=== Dataset records ===

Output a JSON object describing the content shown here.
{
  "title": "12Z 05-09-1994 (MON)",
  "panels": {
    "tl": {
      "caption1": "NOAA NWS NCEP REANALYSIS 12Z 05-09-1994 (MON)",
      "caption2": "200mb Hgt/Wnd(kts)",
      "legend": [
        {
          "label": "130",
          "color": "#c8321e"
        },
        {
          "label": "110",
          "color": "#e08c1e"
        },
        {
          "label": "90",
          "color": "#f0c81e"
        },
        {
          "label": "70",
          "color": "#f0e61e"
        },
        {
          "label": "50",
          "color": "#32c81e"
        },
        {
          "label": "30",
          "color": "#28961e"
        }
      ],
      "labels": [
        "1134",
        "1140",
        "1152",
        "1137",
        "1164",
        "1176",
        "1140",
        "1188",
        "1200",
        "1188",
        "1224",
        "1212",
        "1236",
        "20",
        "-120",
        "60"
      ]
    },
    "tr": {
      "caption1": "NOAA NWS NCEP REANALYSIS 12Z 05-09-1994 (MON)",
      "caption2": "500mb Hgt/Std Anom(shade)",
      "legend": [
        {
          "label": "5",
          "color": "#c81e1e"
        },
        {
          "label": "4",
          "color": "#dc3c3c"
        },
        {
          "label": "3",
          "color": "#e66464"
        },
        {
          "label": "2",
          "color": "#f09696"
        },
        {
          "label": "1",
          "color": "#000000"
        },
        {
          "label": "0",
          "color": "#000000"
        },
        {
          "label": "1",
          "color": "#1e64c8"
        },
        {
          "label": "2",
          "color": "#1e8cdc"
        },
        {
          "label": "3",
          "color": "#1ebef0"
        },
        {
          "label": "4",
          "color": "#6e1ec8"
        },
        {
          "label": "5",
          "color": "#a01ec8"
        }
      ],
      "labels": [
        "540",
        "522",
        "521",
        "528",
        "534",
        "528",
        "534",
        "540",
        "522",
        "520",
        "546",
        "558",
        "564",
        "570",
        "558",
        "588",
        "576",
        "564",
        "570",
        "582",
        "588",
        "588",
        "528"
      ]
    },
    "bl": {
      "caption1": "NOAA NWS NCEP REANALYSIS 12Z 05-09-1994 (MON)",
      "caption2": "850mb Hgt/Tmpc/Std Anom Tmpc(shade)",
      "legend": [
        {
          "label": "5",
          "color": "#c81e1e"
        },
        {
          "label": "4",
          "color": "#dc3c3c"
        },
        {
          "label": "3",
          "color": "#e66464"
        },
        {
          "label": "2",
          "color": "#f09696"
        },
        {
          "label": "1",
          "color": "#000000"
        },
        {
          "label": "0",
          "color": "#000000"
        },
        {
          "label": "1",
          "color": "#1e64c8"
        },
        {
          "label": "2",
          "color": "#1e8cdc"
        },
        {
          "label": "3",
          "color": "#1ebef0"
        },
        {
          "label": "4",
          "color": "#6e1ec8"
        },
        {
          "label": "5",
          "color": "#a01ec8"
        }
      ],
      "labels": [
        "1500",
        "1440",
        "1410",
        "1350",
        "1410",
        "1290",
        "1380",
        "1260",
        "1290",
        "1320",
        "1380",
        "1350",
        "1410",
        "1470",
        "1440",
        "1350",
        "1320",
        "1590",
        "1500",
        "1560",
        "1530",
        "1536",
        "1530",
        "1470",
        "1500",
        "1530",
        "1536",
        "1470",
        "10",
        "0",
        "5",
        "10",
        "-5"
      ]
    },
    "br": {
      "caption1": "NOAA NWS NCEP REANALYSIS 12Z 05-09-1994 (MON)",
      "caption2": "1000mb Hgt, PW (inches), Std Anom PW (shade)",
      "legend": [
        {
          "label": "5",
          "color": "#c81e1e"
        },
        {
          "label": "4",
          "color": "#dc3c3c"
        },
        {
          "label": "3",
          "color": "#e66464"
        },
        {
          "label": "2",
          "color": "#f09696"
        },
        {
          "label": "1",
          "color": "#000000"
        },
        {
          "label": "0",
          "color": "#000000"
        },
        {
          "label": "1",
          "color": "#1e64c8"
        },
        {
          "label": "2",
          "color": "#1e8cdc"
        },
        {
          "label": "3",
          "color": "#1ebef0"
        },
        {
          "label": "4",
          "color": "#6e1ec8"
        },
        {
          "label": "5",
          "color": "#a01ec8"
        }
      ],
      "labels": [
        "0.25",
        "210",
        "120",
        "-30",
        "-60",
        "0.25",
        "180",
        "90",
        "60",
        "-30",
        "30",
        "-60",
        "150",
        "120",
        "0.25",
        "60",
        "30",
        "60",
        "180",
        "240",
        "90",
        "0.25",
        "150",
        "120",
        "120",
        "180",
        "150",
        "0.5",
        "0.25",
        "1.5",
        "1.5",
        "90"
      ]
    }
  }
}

===

> [Challenge] Write the material out again word for word.

> [Answer to this problem]
Output a JSON object describing the content shown here.
{
  "title": "12Z 05-09-1994 (MON)",
  "panels": {
    "tl": {
      "caption1": "NOAA NWS NCEP REANALYSIS 12Z 05-09-1994 (MON)",
      "caption2": "200mb Hgt/Wnd(kts)",
      "legend": [
        {
          "label": "130",
          "color": "#c8321e"
        },
        {
          "label": "110",
          "color": "#e08c1e"
        },
        {
          "label": "90",
          "color": "#f0c81e"
        },
        {
          "label": "70",
          "color": "#f0e61e"
        },
        {
          "label": "50",
          "color": "#32c81e"
        },
        {
          "label": "30",
          "color": "#28961e"
        }
      ],
      "labels": [
        "1134",
        "1140",
        "1152",
        "1137",
        "1164",
        "1176",
        "1140",
        "1188",
        "1200",
        "1188",
        "1224",
        "1212",
        "1236",
        "20",
        "-120",
        "60"
      ]
    },
    "tr": {
      "caption1": "NOAA NWS NCEP REANALYSIS 12Z 05-09-1994 (MON)",
      "caption2": "500mb Hgt/Std Anom(shade)",
      "legend": [
        {
          "label": "5",
          "color": "#c81e1e"
        },
        {
          "label": "4",
          "color": "#dc3c3c"
        },
        {
          "label": "3",
          "color": "#e66464"
        },
        {
          "label": "2",
          "color": "#f09696"
        },
        {
          "label": "1",
          "color": "#000000"
        },
        {
          "label": "0",
          "color": "#000000"
        },
        {
          "label": "1",
          "color": "#1e64c8"
        },
        {
          "label": "2",
          "color": "#1e8cdc"
        },
        {
          "label": "3",
          "color": "#1ebef0"
        },
        {
          "label": "4",
          "color": "#6e1ec8"
        },
        {
          "label": "5",
          "color": "#a01ec8"
        }
      ],
      "labels": [
        "540",
        "522",
        "521",
        "528",
        "534",
        "528",
        "534",
        "540",
        "522",
        "520",
        "546",
        "558",
        "564",
        "570",
        "558",
        "588",
        "576",
        "564",
        "570",
        "582",
        "588",
        "588",
        "528"
      ]
    },
    "bl": {
      "caption1": "NOAA NWS NCEP REANALYSIS 12Z 05-09-1994 (MON)",
      "caption2": "850mb Hgt/Tmpc/Std Anom Tmpc(shade)",
      "legend": [
        {
          "label": "5",
          "color": "#c81e1e"
        },
        {
          "label": "4",
          "color": "#dc3c3c"
        },
        {
          "label": "3",
          "color": "#e66464"
        },
        {
          "label": "2",
          "color": "#f09696"
        },
        {
          "label": "1",
          "color": "#000000"
        },
        {
          "label": "0",
          "color": "#000000"
        },
        {
          "label": "1",
          "color": "#1e64c8"
        },
        {
          "label": "2",
          "color": "#1e8cdc"
        },
        {
          "label": "3",
          "color": "#1ebef0"
        },
        {
          "label": "4",
          "color": "#6e1ec8"
        },
        {
          "label": "5",
          "color": "#a01ec8"
        }
      ],
      "labels": [
        "1500",
        "1440",
        "1410",
        "1350",
        "1410",
        "1290",
        "1380",
        "1260",
        "1290",
        "1320",
        "1380",
        "1350",
        "1410",
        "1470",
        "1440",
        "1350",
        "1320",
        "1590",
        "1500",
        "1560",
        "1530",
        "1536",
        "1530",
        "1470",
        "1500",
        "1530",
        "1536",
        "1470",
        "10",
        "0",
        "5",
        "10",
        "-5"
      ]
    },
    "br": {
      "caption1": "NOAA NWS NCEP REANALYSIS 12Z 05-09-1994 (MON)",
      "caption2": "1000mb Hgt, PW (inches), Std Anom PW (shade)",
      "legend": [
        {
          "label": "5",
          "color": "#c81e1e"
        },
        {
          "label": "4",
          "color": "#dc3c3c"
        },
        {
          "label": "3",
          "color": "#e66464"
        },
        {
          "label": "2",
          "color": "#f09696"
        },
        {
          "label": "1",
          "color": "#000000"
        },
        {
          "label": "0",
          "color": "#000000"
        },
        {
          "label": "1",
          "color": "#1e64c8"
        },
        {
          "label": "2",
          "color": "#1e8cdc"
        },
        {
          "label": "3",
          "color": "#1ebef0"
        },
        {
          "label": "4",
          "color": "#6e1ec8"
        },
        {
          "label": "5",
          "color": "#a01ec8"
        }
      ],
      "labels": [
        "0.25",
        "210",
        "120",
        "-30",
        "-60",
        "0.25",
        "180",
        "90",
        "60",
        "-30",
        "30",
        "-60",
        "150",
        "120",
        "0.25",
        "60",
        "30",
        "60",
        "180",
        "240",
        "90",
        "0.25",
        "150",
        "120",
        "120",
        "180",
        "150",
        "0.5",
        "0.25",
        "1.5",
        "1.5",
        "90"
      ]
    }
  }
}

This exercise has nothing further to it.